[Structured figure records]
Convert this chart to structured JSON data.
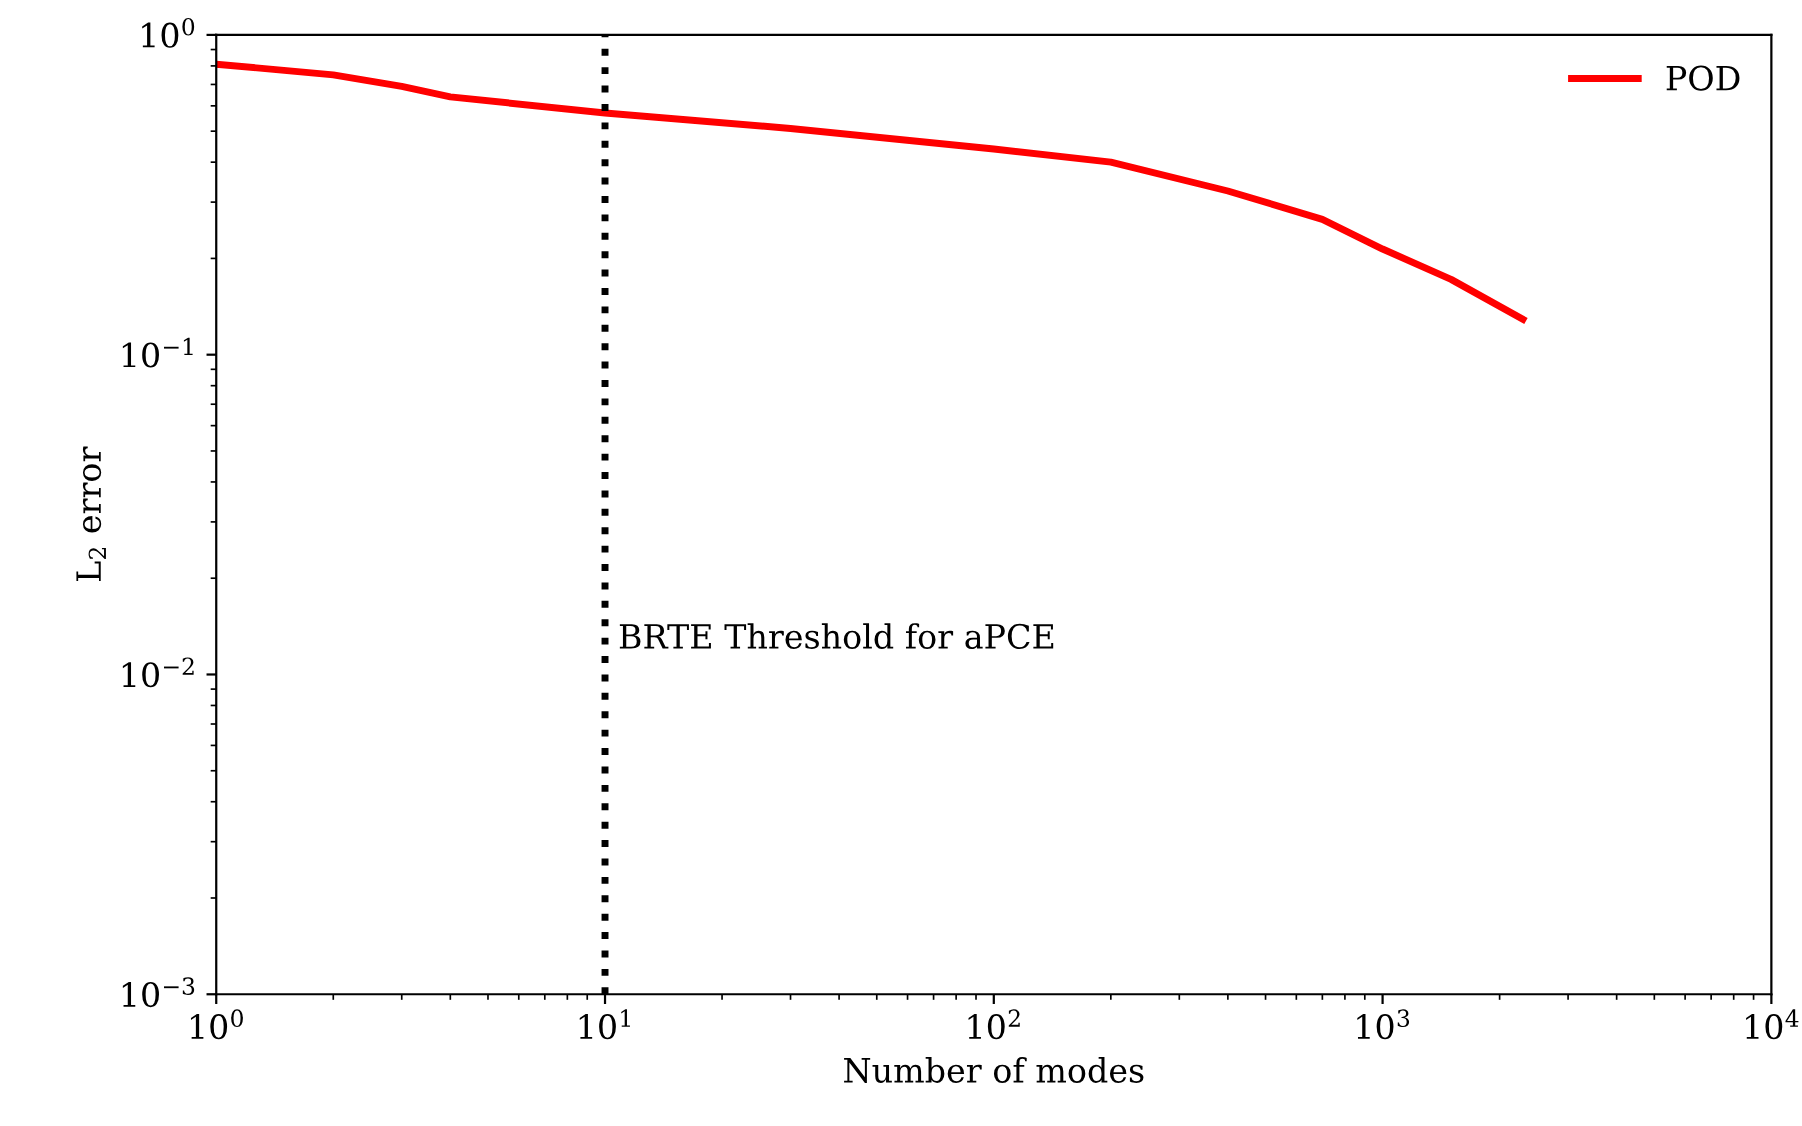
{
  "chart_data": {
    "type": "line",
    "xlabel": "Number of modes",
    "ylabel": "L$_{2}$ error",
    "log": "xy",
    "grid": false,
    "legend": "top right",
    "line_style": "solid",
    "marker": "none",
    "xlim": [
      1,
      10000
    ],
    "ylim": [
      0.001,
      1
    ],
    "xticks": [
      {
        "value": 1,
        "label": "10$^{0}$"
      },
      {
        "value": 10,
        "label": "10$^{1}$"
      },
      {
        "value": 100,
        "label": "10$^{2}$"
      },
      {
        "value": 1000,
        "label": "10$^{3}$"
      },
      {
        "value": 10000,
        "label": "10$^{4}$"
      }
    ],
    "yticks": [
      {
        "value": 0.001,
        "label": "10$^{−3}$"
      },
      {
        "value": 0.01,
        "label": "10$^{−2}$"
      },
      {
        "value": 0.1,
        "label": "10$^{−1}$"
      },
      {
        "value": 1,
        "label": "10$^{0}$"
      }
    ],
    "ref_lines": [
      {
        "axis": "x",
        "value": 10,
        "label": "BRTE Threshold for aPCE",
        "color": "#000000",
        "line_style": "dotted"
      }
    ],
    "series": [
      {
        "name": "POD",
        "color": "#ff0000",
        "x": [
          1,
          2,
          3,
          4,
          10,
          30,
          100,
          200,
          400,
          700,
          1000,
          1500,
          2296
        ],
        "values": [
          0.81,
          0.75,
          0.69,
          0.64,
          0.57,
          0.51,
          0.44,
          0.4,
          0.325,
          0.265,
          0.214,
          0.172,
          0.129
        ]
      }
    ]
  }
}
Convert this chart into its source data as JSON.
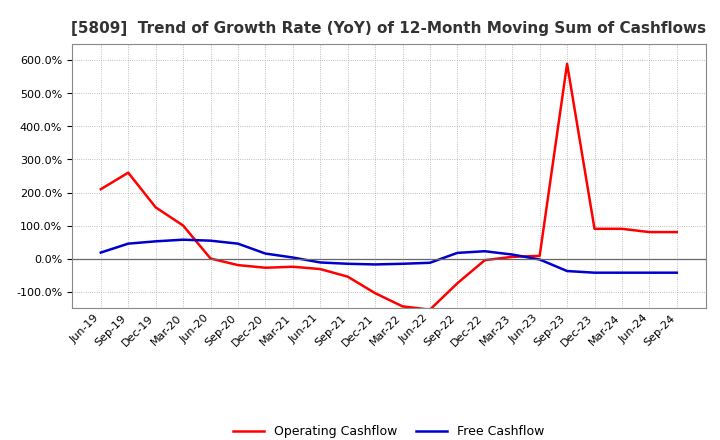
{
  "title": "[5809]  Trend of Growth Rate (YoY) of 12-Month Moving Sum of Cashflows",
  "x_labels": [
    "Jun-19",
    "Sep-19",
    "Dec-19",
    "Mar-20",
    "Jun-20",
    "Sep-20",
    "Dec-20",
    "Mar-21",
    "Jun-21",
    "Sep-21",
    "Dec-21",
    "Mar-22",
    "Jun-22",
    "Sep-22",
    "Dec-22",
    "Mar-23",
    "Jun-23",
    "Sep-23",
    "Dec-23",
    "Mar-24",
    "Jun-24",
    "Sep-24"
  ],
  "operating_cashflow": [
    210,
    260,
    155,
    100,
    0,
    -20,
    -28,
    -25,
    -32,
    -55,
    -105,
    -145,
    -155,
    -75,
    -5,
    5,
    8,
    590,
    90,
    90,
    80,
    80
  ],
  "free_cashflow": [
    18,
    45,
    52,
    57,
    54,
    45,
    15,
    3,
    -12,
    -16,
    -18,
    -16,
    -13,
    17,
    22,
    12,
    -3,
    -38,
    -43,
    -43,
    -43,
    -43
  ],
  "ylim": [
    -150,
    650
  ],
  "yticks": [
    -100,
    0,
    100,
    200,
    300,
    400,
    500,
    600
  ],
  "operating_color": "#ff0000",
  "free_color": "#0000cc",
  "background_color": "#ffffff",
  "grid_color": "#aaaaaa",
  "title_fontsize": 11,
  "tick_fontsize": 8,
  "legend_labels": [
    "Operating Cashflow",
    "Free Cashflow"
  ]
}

Aim: Search the listing for the word "Convert". Copy every line in which it occurs.

Task output:
Convert this chart to structured JSON data.
Convert this chart into its source data as JSON.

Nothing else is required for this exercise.